**Information shown**:

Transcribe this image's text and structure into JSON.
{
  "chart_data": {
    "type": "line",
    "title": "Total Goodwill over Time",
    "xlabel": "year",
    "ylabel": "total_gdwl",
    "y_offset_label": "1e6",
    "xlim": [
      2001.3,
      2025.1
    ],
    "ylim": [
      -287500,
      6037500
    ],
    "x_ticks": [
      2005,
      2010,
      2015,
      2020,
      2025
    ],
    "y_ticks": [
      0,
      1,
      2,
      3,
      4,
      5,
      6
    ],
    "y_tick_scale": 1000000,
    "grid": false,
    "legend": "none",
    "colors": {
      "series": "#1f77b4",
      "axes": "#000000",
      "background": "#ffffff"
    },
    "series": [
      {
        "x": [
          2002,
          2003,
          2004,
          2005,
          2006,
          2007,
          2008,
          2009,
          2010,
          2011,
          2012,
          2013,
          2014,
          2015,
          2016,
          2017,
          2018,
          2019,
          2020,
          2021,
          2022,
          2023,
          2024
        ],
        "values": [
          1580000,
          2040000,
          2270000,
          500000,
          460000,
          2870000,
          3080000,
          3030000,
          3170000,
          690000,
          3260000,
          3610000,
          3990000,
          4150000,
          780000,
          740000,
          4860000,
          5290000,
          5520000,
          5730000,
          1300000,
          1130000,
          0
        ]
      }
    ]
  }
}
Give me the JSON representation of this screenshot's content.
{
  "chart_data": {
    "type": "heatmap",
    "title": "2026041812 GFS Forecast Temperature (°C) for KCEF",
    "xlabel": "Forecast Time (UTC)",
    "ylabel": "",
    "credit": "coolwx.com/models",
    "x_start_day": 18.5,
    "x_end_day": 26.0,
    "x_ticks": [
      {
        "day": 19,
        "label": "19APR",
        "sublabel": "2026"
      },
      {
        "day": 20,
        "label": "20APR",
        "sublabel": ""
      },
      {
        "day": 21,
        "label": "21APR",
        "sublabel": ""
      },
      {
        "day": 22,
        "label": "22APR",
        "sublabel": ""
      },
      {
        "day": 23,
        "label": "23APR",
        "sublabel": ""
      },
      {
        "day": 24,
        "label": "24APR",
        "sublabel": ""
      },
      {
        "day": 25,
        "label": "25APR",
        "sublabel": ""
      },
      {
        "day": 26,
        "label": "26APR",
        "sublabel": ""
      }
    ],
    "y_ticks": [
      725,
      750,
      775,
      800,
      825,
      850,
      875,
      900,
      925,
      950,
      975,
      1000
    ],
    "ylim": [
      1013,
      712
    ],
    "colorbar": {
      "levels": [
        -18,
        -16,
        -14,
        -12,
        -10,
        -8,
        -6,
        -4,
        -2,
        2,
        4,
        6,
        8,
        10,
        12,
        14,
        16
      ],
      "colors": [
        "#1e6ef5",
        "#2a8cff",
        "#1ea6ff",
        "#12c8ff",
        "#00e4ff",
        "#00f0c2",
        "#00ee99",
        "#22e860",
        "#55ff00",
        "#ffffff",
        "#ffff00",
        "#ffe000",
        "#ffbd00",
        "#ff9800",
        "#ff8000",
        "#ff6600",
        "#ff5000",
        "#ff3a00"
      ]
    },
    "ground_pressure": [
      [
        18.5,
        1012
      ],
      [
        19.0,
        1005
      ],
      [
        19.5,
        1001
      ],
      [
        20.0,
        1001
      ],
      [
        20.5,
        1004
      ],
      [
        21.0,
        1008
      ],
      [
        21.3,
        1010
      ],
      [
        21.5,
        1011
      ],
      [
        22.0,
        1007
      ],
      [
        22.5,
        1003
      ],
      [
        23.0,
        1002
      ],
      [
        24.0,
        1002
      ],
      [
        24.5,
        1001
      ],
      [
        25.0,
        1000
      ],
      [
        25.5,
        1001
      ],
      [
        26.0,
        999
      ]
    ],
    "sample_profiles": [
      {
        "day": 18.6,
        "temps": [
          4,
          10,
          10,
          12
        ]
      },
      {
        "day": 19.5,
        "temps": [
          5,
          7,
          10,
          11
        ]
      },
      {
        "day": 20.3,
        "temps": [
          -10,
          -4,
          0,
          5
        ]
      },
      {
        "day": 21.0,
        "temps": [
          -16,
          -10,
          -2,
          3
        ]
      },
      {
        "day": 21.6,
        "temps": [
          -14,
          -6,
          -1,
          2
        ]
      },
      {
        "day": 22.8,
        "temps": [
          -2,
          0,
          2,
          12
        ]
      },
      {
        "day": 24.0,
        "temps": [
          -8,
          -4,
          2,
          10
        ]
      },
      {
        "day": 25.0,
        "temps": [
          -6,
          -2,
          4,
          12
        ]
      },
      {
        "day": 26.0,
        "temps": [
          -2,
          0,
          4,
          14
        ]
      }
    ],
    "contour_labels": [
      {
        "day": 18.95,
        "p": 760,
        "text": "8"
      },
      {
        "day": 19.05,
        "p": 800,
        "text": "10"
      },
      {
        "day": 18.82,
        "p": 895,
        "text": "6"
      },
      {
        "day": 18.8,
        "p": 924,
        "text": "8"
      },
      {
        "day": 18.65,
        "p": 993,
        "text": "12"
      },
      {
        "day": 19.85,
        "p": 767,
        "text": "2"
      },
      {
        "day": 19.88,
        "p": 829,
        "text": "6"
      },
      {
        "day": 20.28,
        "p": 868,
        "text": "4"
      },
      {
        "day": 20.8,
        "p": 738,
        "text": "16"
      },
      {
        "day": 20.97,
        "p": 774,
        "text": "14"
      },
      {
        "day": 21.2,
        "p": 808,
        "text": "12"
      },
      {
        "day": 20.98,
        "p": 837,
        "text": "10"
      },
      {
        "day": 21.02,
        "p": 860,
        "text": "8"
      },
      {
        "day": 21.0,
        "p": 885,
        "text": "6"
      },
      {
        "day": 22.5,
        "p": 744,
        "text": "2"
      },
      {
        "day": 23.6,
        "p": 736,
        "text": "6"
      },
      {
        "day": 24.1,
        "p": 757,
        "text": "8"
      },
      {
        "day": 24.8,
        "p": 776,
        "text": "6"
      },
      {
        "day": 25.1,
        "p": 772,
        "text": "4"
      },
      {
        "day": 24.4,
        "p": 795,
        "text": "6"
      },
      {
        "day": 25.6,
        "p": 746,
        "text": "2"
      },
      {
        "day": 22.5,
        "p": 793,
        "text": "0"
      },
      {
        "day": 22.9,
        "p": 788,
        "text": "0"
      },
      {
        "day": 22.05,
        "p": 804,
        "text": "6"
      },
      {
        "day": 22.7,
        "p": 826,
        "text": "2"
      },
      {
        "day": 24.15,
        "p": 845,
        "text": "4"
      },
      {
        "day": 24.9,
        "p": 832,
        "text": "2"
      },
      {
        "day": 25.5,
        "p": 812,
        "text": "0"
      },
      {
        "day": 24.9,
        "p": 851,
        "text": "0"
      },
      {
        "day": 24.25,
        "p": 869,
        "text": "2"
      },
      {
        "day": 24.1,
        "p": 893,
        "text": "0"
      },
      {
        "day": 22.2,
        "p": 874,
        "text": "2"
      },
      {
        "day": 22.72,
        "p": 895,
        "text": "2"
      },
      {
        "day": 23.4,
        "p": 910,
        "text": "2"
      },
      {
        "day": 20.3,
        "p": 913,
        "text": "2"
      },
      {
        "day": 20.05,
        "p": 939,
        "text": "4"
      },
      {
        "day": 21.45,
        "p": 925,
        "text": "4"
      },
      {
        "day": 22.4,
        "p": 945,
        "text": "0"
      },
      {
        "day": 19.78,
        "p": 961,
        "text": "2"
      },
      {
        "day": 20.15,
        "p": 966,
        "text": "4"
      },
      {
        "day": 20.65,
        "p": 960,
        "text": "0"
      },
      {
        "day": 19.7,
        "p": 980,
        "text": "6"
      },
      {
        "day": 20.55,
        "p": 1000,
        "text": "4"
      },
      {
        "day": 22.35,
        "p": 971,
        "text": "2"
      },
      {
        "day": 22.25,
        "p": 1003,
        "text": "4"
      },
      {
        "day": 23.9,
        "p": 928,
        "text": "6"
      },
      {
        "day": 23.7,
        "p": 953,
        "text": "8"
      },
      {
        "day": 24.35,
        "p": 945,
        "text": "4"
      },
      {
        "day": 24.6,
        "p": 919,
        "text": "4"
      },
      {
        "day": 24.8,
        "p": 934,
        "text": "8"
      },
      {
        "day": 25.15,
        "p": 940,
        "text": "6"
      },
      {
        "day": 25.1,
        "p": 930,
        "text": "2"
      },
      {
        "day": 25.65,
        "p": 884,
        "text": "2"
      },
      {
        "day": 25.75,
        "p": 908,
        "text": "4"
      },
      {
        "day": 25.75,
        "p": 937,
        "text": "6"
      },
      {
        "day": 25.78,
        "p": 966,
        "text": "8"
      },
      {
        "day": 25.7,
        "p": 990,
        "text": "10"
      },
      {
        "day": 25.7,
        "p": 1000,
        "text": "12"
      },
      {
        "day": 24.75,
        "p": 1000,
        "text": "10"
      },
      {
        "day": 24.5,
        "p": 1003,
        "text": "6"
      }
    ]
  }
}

**Set task**: Return every line of the preceding records in which the word "title" appears.

**Exercise output**:
    "title": "Total Goodwill over Time",
    "title": "2026041812 GFS Forecast Temperature (°C) for KCEF",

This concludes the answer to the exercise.